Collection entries
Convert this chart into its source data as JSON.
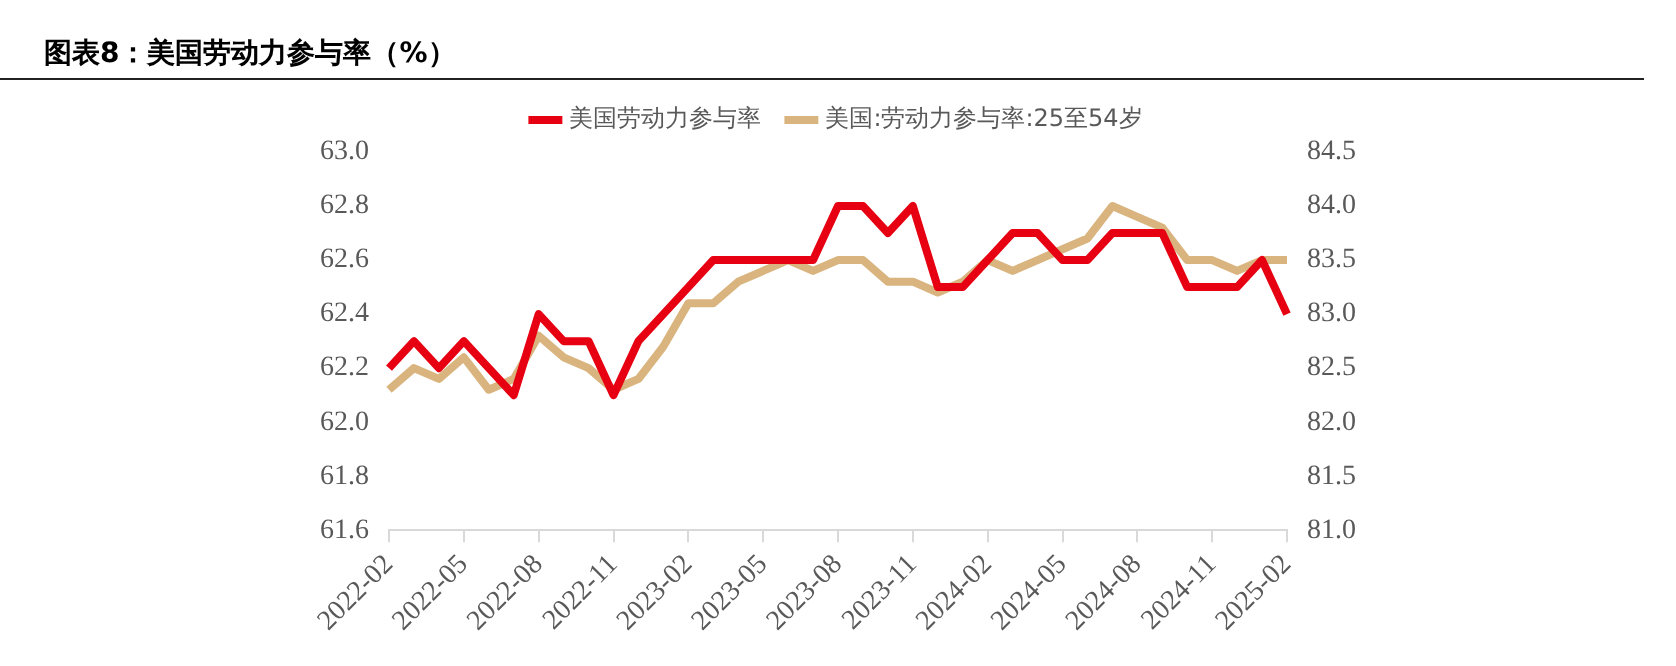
{
  "chart_data": {
    "type": "line",
    "title": "图表8：美国劳动力参与率（%）",
    "categories": [
      "2022-02",
      null,
      null,
      "2022-05",
      null,
      null,
      "2022-08",
      null,
      null,
      "2022-11",
      null,
      null,
      "2023-02",
      null,
      null,
      "2023-05",
      null,
      null,
      "2023-08",
      null,
      null,
      "2023-11",
      null,
      null,
      "2024-02",
      null,
      null,
      "2024-05",
      null,
      null,
      "2024-08",
      null,
      null,
      "2024-11",
      null,
      null,
      "2025-02"
    ],
    "series": [
      {
        "name": "美国劳动力参与率",
        "color": "#e60012",
        "values": [
          62.2,
          62.3,
          62.2,
          62.3,
          62.2,
          62.1,
          62.4,
          62.3,
          62.3,
          62.1,
          62.3,
          62.4,
          62.5,
          62.6,
          62.6,
          62.6,
          62.6,
          62.6,
          62.8,
          62.8,
          62.7,
          62.8,
          62.5,
          62.5,
          62.6,
          62.7,
          62.7,
          62.6,
          62.6,
          62.7,
          62.7,
          62.7,
          62.5,
          62.5,
          62.5,
          62.6,
          62.4
        ]
      },
      {
        "name": "美国:劳动力参与率:25至54岁",
        "color": "#d9b47e",
        "axis": "y2",
        "values": [
          82.3,
          82.5,
          82.4,
          82.6,
          82.3,
          82.4,
          82.8,
          82.6,
          82.5,
          82.3,
          82.4,
          82.7,
          83.1,
          83.1,
          83.3,
          83.4,
          83.5,
          83.4,
          83.5,
          83.5,
          83.3,
          83.3,
          83.2,
          83.3,
          83.5,
          83.4,
          83.5,
          83.6,
          83.7,
          84.0,
          83.9,
          83.8,
          83.5,
          83.5,
          83.4,
          83.5,
          83.5
        ]
      }
    ],
    "ylim": [
      61.6,
      63.0
    ],
    "yticks": [
      {
        "value": 61.6,
        "label": "61.6"
      },
      {
        "value": 61.8,
        "label": "61.8"
      },
      {
        "value": 62.0,
        "label": "62.0"
      },
      {
        "value": 62.2,
        "label": "62.2"
      },
      {
        "value": 62.4,
        "label": "62.4"
      },
      {
        "value": 62.6,
        "label": "62.6"
      },
      {
        "value": 62.8,
        "label": "62.8"
      },
      {
        "value": 63.0,
        "label": "63.0"
      }
    ],
    "y2lim": [
      81.0,
      84.5
    ],
    "y2ticks": [
      {
        "value": 81.0,
        "label": "81.0"
      },
      {
        "value": 81.5,
        "label": "81.5"
      },
      {
        "value": 82.0,
        "label": "82.0"
      },
      {
        "value": 82.5,
        "label": "82.5"
      },
      {
        "value": 83.0,
        "label": "83.0"
      },
      {
        "value": 83.5,
        "label": "83.5"
      },
      {
        "value": 84.0,
        "label": "84.0"
      },
      {
        "value": 84.5,
        "label": "84.5"
      }
    ],
    "grid": false,
    "legend": "top",
    "marker": "none",
    "line_style": "solid"
  }
}
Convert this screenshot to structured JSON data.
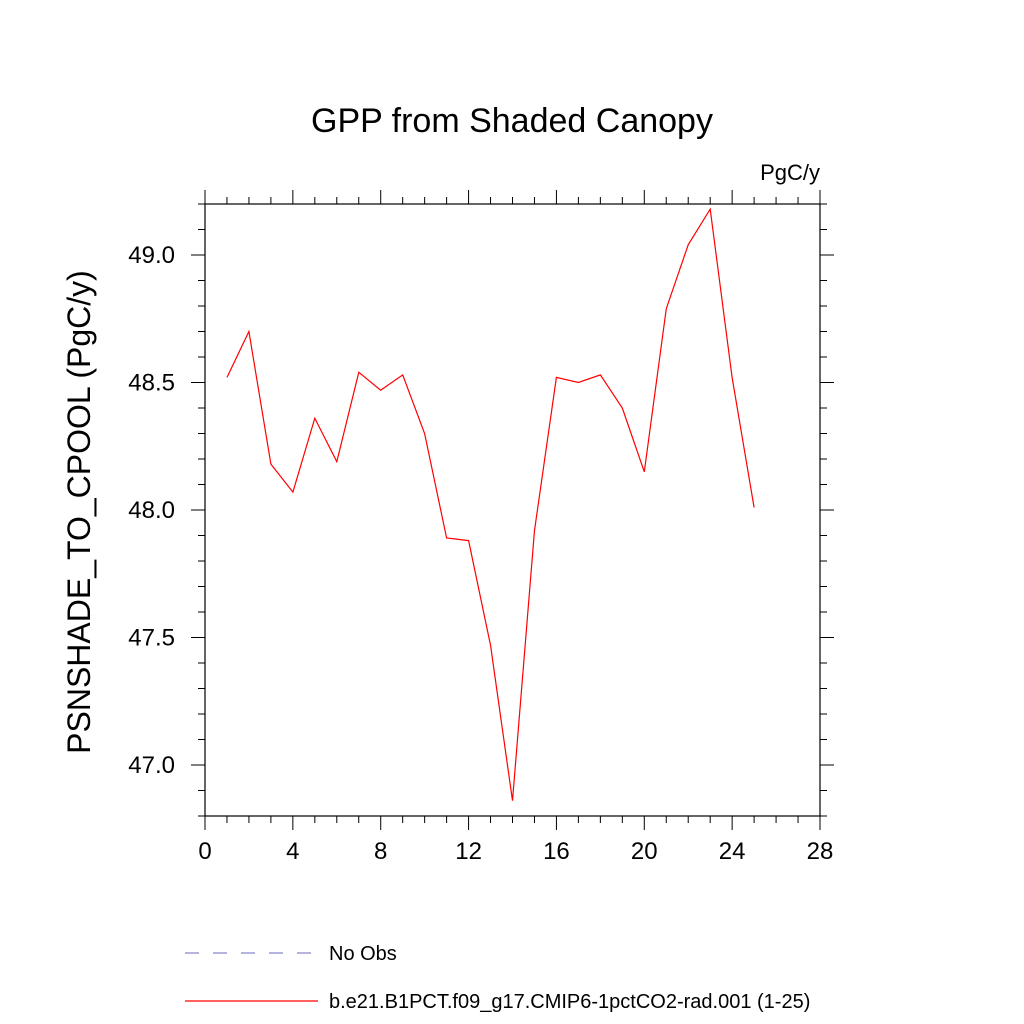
{
  "chart_data": {
    "type": "line",
    "title": "GPP from Shaded Canopy",
    "units_label": "PgC/y",
    "xlabel": "",
    "ylabel": "PSNSHADE_TO_CPOOL  (PgC/y)",
    "xlim": [
      0,
      28
    ],
    "ylim": [
      46.8,
      49.2
    ],
    "x_ticks": [
      "0",
      "4",
      "8",
      "12",
      "16",
      "20",
      "24",
      "28"
    ],
    "y_ticks": [
      "47.0",
      "47.5",
      "48.0",
      "48.5",
      "49.0"
    ],
    "grid": false,
    "legend_position": "bottom",
    "series": [
      {
        "name": "No Obs",
        "color": "#8888cc",
        "style": "dashed",
        "x": [],
        "values": []
      },
      {
        "name": "b.e21.B1PCT.f09_g17.CMIP6-1pctCO2-rad.001 (1-25)",
        "color": "#ff0000",
        "style": "solid",
        "x": [
          1,
          2,
          3,
          4,
          5,
          6,
          7,
          8,
          9,
          10,
          11,
          12,
          13,
          14,
          15,
          16,
          17,
          18,
          19,
          20,
          21,
          22,
          23,
          24,
          25
        ],
        "values": [
          48.52,
          48.7,
          48.18,
          48.07,
          48.36,
          48.19,
          48.54,
          48.47,
          48.53,
          48.3,
          47.89,
          47.88,
          47.47,
          46.86,
          47.92,
          48.52,
          48.5,
          48.53,
          48.4,
          48.15,
          48.79,
          49.04,
          49.18,
          48.52,
          48.01
        ]
      }
    ]
  }
}
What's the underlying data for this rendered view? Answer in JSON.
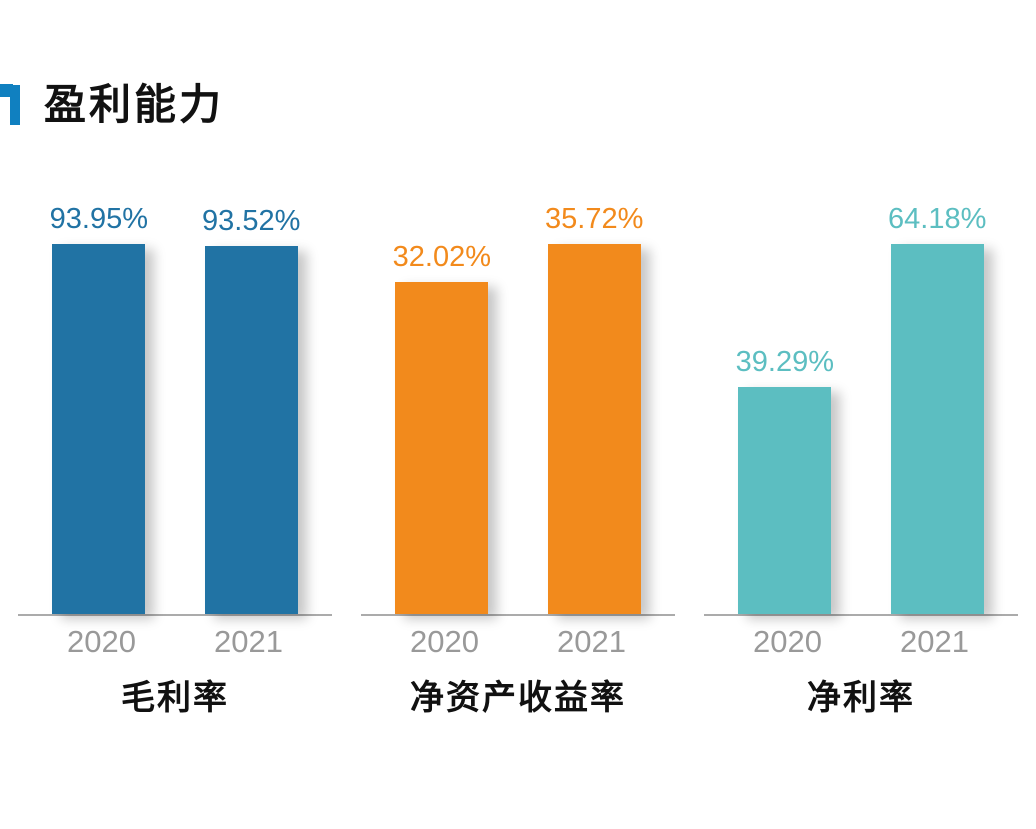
{
  "page": {
    "title": "盈利能力",
    "accent_color": "#1080c0"
  },
  "chart_data": {
    "type": "bar",
    "title": "盈利能力",
    "categories": [
      "2020",
      "2021"
    ],
    "value_unit": "%",
    "grid": false,
    "legend": false,
    "groups": [
      {
        "name": "毛利率",
        "color": "#2173a4",
        "values": [
          93.95,
          93.52
        ],
        "labels": [
          "93.95%",
          "93.52%"
        ]
      },
      {
        "name": "净资产收益率",
        "color": "#f28a1c",
        "values": [
          32.02,
          35.72
        ],
        "labels": [
          "32.02%",
          "35.72%"
        ]
      },
      {
        "name": "净利率",
        "color": "#5cbec1",
        "values": [
          39.29,
          64.18
        ],
        "labels": [
          "39.29%",
          "64.18%"
        ]
      }
    ]
  }
}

● **WORK TO COMPLETE**:
Transcribe every record above exactly, leaving out the pictures.

● **REPLY**:
Convert this chart into its source data as JSON.
{
  "chart_data": {
    "type": "line",
    "title": "图表8：美国劳动力参与率（%）",
    "categories": [
      "2022-02",
      null,
      null,
      "2022-05",
      null,
      null,
      "2022-08",
      null,
      null,
      "2022-11",
      null,
      null,
      "2023-02",
      null,
      null,
      "2023-05",
      null,
      null,
      "2023-08",
      null,
      null,
      "2023-11",
      null,
      null,
      "2024-02",
      null,
      null,
      "2024-05",
      null,
      null,
      "2024-08",
      null,
      null,
      "2024-11",
      null,
      null,
      "2025-02"
    ],
    "series": [
      {
        "name": "美国劳动力参与率",
        "color": "#e60012",
        "values": [
          62.2,
          62.3,
          62.2,
          62.3,
          62.2,
          62.1,
          62.4,
          62.3,
          62.3,
          62.1,
          62.3,
          62.4,
          62.5,
          62.6,
          62.6,
          62.6,
          62.6,
          62.6,
          62.8,
          62.8,
          62.7,
          62.8,
          62.5,
          62.5,
          62.6,
          62.7,
          62.7,
          62.6,
          62.6,
          62.7,
          62.7,
          62.7,
          62.5,
          62.5,
          62.5,
          62.6,
          62.4
        ]
      },
      {
        "name": "美国:劳动力参与率:25至54岁",
        "color": "#d9b47e",
        "axis": "y2",
        "values": [
          82.3,
          82.5,
          82.4,
          82.6,
          82.3,
          82.4,
          82.8,
          82.6,
          82.5,
          82.3,
          82.4,
          82.7,
          83.1,
          83.1,
          83.3,
          83.4,
          83.5,
          83.4,
          83.5,
          83.5,
          83.3,
          83.3,
          83.2,
          83.3,
          83.5,
          83.4,
          83.5,
          83.6,
          83.7,
          84.0,
          83.9,
          83.8,
          83.5,
          83.5,
          83.4,
          83.5,
          83.5
        ]
      }
    ],
    "ylim": [
      61.6,
      63.0
    ],
    "yticks": [
      {
        "value": 61.6,
        "label": "61.6"
      },
      {
        "value": 61.8,
        "label": "61.8"
      },
      {
        "value": 62.0,
        "label": "62.0"
      },
      {
        "value": 62.2,
        "label": "62.2"
      },
      {
        "value": 62.4,
        "label": "62.4"
      },
      {
        "value": 62.6,
        "label": "62.6"
      },
      {
        "value": 62.8,
        "label": "62.8"
      },
      {
        "value": 63.0,
        "label": "63.0"
      }
    ],
    "y2lim": [
      81.0,
      84.5
    ],
    "y2ticks": [
      {
        "value": 81.0,
        "label": "81.0"
      },
      {
        "value": 81.5,
        "label": "81.5"
      },
      {
        "value": 82.0,
        "label": "82.0"
      },
      {
        "value": 82.5,
        "label": "82.5"
      },
      {
        "value": 83.0,
        "label": "83.0"
      },
      {
        "value": 83.5,
        "label": "83.5"
      },
      {
        "value": 84.0,
        "label": "84.0"
      },
      {
        "value": 84.5,
        "label": "84.5"
      }
    ],
    "grid": false,
    "legend": "top",
    "marker": "none",
    "line_style": "solid"
  }
}
Convert this screenshot to structured JSON data.
{
  "chart_data": {
    "type": "line",
    "title": "GPP from Shaded Canopy",
    "units_label": "PgC/y",
    "xlabel": "",
    "ylabel": "PSNSHADE_TO_CPOOL  (PgC/y)",
    "xlim": [
      0,
      28
    ],
    "ylim": [
      46.8,
      49.2
    ],
    "x_ticks": [
      "0",
      "4",
      "8",
      "12",
      "16",
      "20",
      "24",
      "28"
    ],
    "y_ticks": [
      "47.0",
      "47.5",
      "48.0",
      "48.5",
      "49.0"
    ],
    "grid": false,
    "legend_position": "bottom",
    "series": [
      {
        "name": "No Obs",
        "color": "#8888cc",
        "style": "dashed",
        "x": [],
        "values": []
      },
      {
        "name": "b.e21.B1PCT.f09_g17.CMIP6-1pctCO2-rad.001 (1-25)",
        "color": "#ff0000",
        "style": "solid",
        "x": [
          1,
          2,
          3,
          4,
          5,
          6,
          7,
          8,
          9,
          10,
          11,
          12,
          13,
          14,
          15,
          16,
          17,
          18,
          19,
          20,
          21,
          22,
          23,
          24,
          25
        ],
        "values": [
          48.52,
          48.7,
          48.18,
          48.07,
          48.36,
          48.19,
          48.54,
          48.47,
          48.53,
          48.3,
          47.89,
          47.88,
          47.47,
          46.86,
          47.92,
          48.52,
          48.5,
          48.53,
          48.4,
          48.15,
          48.79,
          49.04,
          49.18,
          48.52,
          48.01
        ]
      }
    ]
  }
}
What's the underlying data for this rendered view? Answer in JSON.
{
  "page": {
    "title": "盈利能力",
    "accent_color": "#1080c0"
  },
  "chart_data": {
    "type": "bar",
    "title": "盈利能力",
    "categories": [
      "2020",
      "2021"
    ],
    "value_unit": "%",
    "grid": false,
    "legend": false,
    "groups": [
      {
        "name": "毛利率",
        "color": "#2173a4",
        "values": [
          93.95,
          93.52
        ],
        "labels": [
          "93.95%",
          "93.52%"
        ]
      },
      {
        "name": "净资产收益率",
        "color": "#f28a1c",
        "values": [
          32.02,
          35.72
        ],
        "labels": [
          "32.02%",
          "35.72%"
        ]
      },
      {
        "name": "净利率",
        "color": "#5cbec1",
        "values": [
          39.29,
          64.18
        ],
        "labels": [
          "39.29%",
          "64.18%"
        ]
      }
    ]
  }
}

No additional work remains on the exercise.